§ Exercise task:
Can you write out all the lines word for word, with no pictures?

(Figure contents as structured data)
* * * *

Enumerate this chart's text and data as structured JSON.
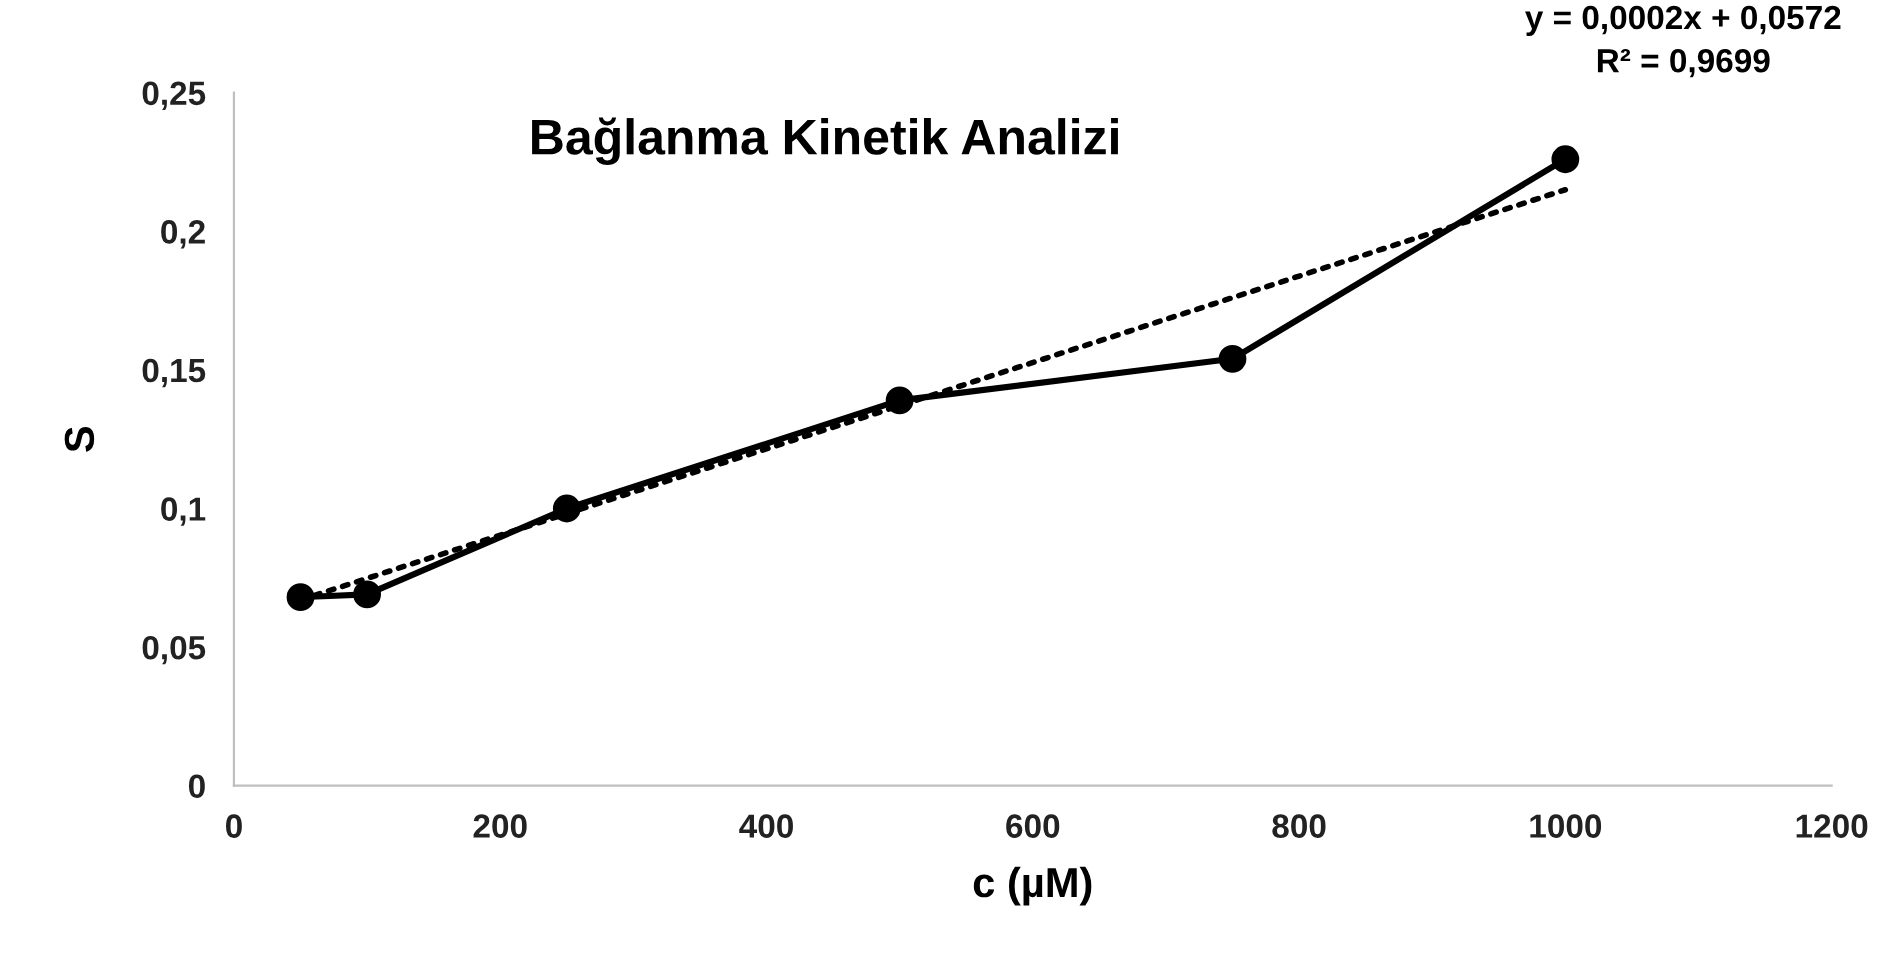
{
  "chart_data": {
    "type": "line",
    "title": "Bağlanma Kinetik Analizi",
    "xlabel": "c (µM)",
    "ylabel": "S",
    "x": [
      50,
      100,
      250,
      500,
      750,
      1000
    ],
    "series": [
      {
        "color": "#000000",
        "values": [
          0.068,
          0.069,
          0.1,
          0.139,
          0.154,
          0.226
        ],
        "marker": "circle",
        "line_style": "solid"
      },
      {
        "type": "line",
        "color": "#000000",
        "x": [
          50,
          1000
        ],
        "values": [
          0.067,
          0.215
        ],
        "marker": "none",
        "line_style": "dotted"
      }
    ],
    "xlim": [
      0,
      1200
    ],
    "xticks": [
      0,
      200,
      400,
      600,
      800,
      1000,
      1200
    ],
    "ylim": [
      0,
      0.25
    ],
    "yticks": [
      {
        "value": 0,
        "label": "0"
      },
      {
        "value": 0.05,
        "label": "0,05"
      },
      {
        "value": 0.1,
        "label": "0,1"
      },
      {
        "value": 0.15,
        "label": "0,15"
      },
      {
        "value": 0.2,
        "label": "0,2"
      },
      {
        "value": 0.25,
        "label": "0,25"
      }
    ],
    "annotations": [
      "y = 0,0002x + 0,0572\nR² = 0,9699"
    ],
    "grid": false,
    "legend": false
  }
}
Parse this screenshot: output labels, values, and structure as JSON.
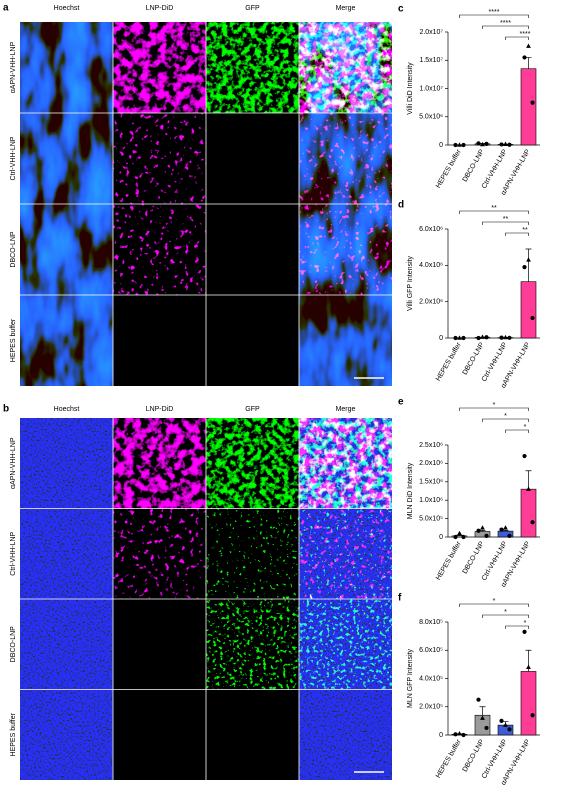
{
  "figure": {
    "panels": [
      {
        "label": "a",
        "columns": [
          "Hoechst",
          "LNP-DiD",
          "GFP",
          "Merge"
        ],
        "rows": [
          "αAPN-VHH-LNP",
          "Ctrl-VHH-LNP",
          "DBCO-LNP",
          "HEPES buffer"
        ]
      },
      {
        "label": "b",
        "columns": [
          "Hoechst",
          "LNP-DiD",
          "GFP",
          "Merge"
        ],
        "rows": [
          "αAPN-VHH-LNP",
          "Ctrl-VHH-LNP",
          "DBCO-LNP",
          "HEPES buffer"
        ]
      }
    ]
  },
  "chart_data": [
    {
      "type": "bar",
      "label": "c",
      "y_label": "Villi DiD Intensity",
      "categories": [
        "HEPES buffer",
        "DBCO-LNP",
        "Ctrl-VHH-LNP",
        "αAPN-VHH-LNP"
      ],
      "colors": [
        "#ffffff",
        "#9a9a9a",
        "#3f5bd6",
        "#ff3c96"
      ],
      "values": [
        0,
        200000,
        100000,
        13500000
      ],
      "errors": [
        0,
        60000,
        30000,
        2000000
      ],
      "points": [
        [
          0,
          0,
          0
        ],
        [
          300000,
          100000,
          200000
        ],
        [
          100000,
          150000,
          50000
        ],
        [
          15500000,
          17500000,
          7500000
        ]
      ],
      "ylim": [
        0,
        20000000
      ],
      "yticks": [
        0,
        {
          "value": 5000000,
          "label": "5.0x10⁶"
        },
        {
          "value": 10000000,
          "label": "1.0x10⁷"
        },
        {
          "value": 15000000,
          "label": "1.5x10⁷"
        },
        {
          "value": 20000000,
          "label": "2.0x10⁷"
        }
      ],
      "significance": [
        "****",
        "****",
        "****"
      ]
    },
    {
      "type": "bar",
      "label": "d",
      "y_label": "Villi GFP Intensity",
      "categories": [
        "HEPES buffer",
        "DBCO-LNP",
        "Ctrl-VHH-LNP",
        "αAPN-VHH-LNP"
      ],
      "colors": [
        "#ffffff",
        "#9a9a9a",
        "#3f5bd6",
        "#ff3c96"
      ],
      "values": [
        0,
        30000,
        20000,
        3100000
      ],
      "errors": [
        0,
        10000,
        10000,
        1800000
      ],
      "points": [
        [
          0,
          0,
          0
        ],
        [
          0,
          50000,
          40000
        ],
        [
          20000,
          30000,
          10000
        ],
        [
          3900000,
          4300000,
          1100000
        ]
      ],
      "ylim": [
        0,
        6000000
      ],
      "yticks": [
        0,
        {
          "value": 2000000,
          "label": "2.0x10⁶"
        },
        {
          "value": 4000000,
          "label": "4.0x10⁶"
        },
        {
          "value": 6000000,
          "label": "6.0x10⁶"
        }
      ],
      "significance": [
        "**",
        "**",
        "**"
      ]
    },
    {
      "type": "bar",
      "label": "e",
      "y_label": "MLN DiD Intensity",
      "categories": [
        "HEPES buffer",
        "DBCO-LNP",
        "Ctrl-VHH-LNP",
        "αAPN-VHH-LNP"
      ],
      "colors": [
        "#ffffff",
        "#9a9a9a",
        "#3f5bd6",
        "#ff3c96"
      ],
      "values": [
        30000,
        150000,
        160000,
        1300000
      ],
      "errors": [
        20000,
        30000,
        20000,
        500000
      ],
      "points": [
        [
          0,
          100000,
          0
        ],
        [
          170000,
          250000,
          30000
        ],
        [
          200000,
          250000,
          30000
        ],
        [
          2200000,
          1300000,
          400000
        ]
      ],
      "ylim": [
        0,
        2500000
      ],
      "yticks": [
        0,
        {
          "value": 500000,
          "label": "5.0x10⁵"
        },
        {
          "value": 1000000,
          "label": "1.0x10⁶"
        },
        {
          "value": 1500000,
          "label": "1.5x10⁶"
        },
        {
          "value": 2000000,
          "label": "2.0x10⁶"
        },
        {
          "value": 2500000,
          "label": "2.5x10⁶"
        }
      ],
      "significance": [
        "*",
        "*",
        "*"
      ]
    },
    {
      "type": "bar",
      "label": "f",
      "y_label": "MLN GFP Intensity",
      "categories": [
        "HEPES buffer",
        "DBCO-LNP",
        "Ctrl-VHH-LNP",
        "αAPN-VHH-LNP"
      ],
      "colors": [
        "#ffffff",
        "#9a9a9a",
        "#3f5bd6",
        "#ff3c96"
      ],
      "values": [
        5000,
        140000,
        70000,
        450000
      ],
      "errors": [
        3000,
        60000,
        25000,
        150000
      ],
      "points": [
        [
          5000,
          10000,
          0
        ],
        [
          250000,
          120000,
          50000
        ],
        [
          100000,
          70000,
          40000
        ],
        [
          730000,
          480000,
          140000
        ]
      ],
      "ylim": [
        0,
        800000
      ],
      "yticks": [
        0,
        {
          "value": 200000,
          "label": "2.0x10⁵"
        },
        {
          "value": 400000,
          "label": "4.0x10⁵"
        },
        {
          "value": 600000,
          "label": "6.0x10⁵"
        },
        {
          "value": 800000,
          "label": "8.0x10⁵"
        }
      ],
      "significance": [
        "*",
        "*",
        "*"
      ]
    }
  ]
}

* * * *

§ Answer to the task:
Enumerate this chart's text and data as structured JSON.
{
  "chart_data": {
    "type": "line",
    "title": "Bağlanma Kinetik Analizi",
    "xlabel": "c (µM)",
    "ylabel": "S",
    "x": [
      50,
      100,
      250,
      500,
      750,
      1000
    ],
    "series": [
      {
        "color": "#000000",
        "values": [
          0.068,
          0.069,
          0.1,
          0.139,
          0.154,
          0.226
        ],
        "marker": "circle",
        "line_style": "solid"
      },
      {
        "type": "line",
        "color": "#000000",
        "x": [
          50,
          1000
        ],
        "values": [
          0.067,
          0.215
        ],
        "marker": "none",
        "line_style": "dotted"
      }
    ],
    "xlim": [
      0,
      1200
    ],
    "xticks": [
      0,
      200,
      400,
      600,
      800,
      1000,
      1200
    ],
    "ylim": [
      0,
      0.25
    ],
    "yticks": [
      {
        "value": 0,
        "label": "0"
      },
      {
        "value": 0.05,
        "label": "0,05"
      },
      {
        "value": 0.1,
        "label": "0,1"
      },
      {
        "value": 0.15,
        "label": "0,15"
      },
      {
        "value": 0.2,
        "label": "0,2"
      },
      {
        "value": 0.25,
        "label": "0,25"
      }
    ],
    "annotations": [
      "y = 0,0002x + 0,0572\nR² = 0,9699"
    ],
    "grid": false,
    "legend": false
  }
}
Parse this screenshot: output labels, values, and structure as JSON.
{
  "figure": {
    "panels": [
      {
        "label": "a",
        "columns": [
          "Hoechst",
          "LNP-DiD",
          "GFP",
          "Merge"
        ],
        "rows": [
          "αAPN-VHH-LNP",
          "Ctrl-VHH-LNP",
          "DBCO-LNP",
          "HEPES buffer"
        ]
      },
      {
        "label": "b",
        "columns": [
          "Hoechst",
          "LNP-DiD",
          "GFP",
          "Merge"
        ],
        "rows": [
          "αAPN-VHH-LNP",
          "Ctrl-VHH-LNP",
          "DBCO-LNP",
          "HEPES buffer"
        ]
      }
    ]
  },
  "chart_data": [
    {
      "type": "bar",
      "label": "c",
      "y_label": "Villi DiD Intensity",
      "categories": [
        "HEPES buffer",
        "DBCO-LNP",
        "Ctrl-VHH-LNP",
        "αAPN-VHH-LNP"
      ],
      "colors": [
        "#ffffff",
        "#9a9a9a",
        "#3f5bd6",
        "#ff3c96"
      ],
      "values": [
        0,
        200000,
        100000,
        13500000
      ],
      "errors": [
        0,
        60000,
        30000,
        2000000
      ],
      "points": [
        [
          0,
          0,
          0
        ],
        [
          300000,
          100000,
          200000
        ],
        [
          100000,
          150000,
          50000
        ],
        [
          15500000,
          17500000,
          7500000
        ]
      ],
      "ylim": [
        0,
        20000000
      ],
      "yticks": [
        0,
        {
          "value": 5000000,
          "label": "5.0x10⁶"
        },
        {
          "value": 10000000,
          "label": "1.0x10⁷"
        },
        {
          "value": 15000000,
          "label": "1.5x10⁷"
        },
        {
          "value": 20000000,
          "label": "2.0x10⁷"
        }
      ],
      "significance": [
        "****",
        "****",
        "****"
      ]
    },
    {
      "type": "bar",
      "label": "d",
      "y_label": "Villi GFP Intensity",
      "categories": [
        "HEPES buffer",
        "DBCO-LNP",
        "Ctrl-VHH-LNP",
        "αAPN-VHH-LNP"
      ],
      "colors": [
        "#ffffff",
        "#9a9a9a",
        "#3f5bd6",
        "#ff3c96"
      ],
      "values": [
        0,
        30000,
        20000,
        3100000
      ],
      "errors": [
        0,
        10000,
        10000,
        1800000
      ],
      "points": [
        [
          0,
          0,
          0
        ],
        [
          0,
          50000,
          40000
        ],
        [
          20000,
          30000,
          10000
        ],
        [
          3900000,
          4300000,
          1100000
        ]
      ],
      "ylim": [
        0,
        6000000
      ],
      "yticks": [
        0,
        {
          "value": 2000000,
          "label": "2.0x10⁶"
        },
        {
          "value": 4000000,
          "label": "4.0x10⁶"
        },
        {
          "value": 6000000,
          "label": "6.0x10⁶"
        }
      ],
      "significance": [
        "**",
        "**",
        "**"
      ]
    },
    {
      "type": "bar",
      "label": "e",
      "y_label": "MLN DiD Intensity",
      "categories": [
        "HEPES buffer",
        "DBCO-LNP",
        "Ctrl-VHH-LNP",
        "αAPN-VHH-LNP"
      ],
      "colors": [
        "#ffffff",
        "#9a9a9a",
        "#3f5bd6",
        "#ff3c96"
      ],
      "values": [
        30000,
        150000,
        160000,
        1300000
      ],
      "errors": [
        20000,
        30000,
        20000,
        500000
      ],
      "points": [
        [
          0,
          100000,
          0
        ],
        [
          170000,
          250000,
          30000
        ],
        [
          200000,
          250000,
          30000
        ],
        [
          2200000,
          1300000,
          400000
        ]
      ],
      "ylim": [
        0,
        2500000
      ],
      "yticks": [
        0,
        {
          "value": 500000,
          "label": "5.0x10⁵"
        },
        {
          "value": 1000000,
          "label": "1.0x10⁶"
        },
        {
          "value": 1500000,
          "label": "1.5x10⁶"
        },
        {
          "value": 2000000,
          "label": "2.0x10⁶"
        },
        {
          "value": 2500000,
          "label": "2.5x10⁶"
        }
      ],
      "significance": [
        "*",
        "*",
        "*"
      ]
    },
    {
      "type": "bar",
      "label": "f",
      "y_label": "MLN GFP Intensity",
      "categories": [
        "HEPES buffer",
        "DBCO-LNP",
        "Ctrl-VHH-LNP",
        "αAPN-VHH-LNP"
      ],
      "colors": [
        "#ffffff",
        "#9a9a9a",
        "#3f5bd6",
        "#ff3c96"
      ],
      "values": [
        5000,
        140000,
        70000,
        450000
      ],
      "errors": [
        3000,
        60000,
        25000,
        150000
      ],
      "points": [
        [
          5000,
          10000,
          0
        ],
        [
          250000,
          120000,
          50000
        ],
        [
          100000,
          70000,
          40000
        ],
        [
          730000,
          480000,
          140000
        ]
      ],
      "ylim": [
        0,
        800000
      ],
      "yticks": [
        0,
        {
          "value": 200000,
          "label": "2.0x10⁵"
        },
        {
          "value": 400000,
          "label": "4.0x10⁵"
        },
        {
          "value": 600000,
          "label": "6.0x10⁵"
        },
        {
          "value": 800000,
          "label": "8.0x10⁵"
        }
      ],
      "significance": [
        "*",
        "*",
        "*"
      ]
    }
  ]
}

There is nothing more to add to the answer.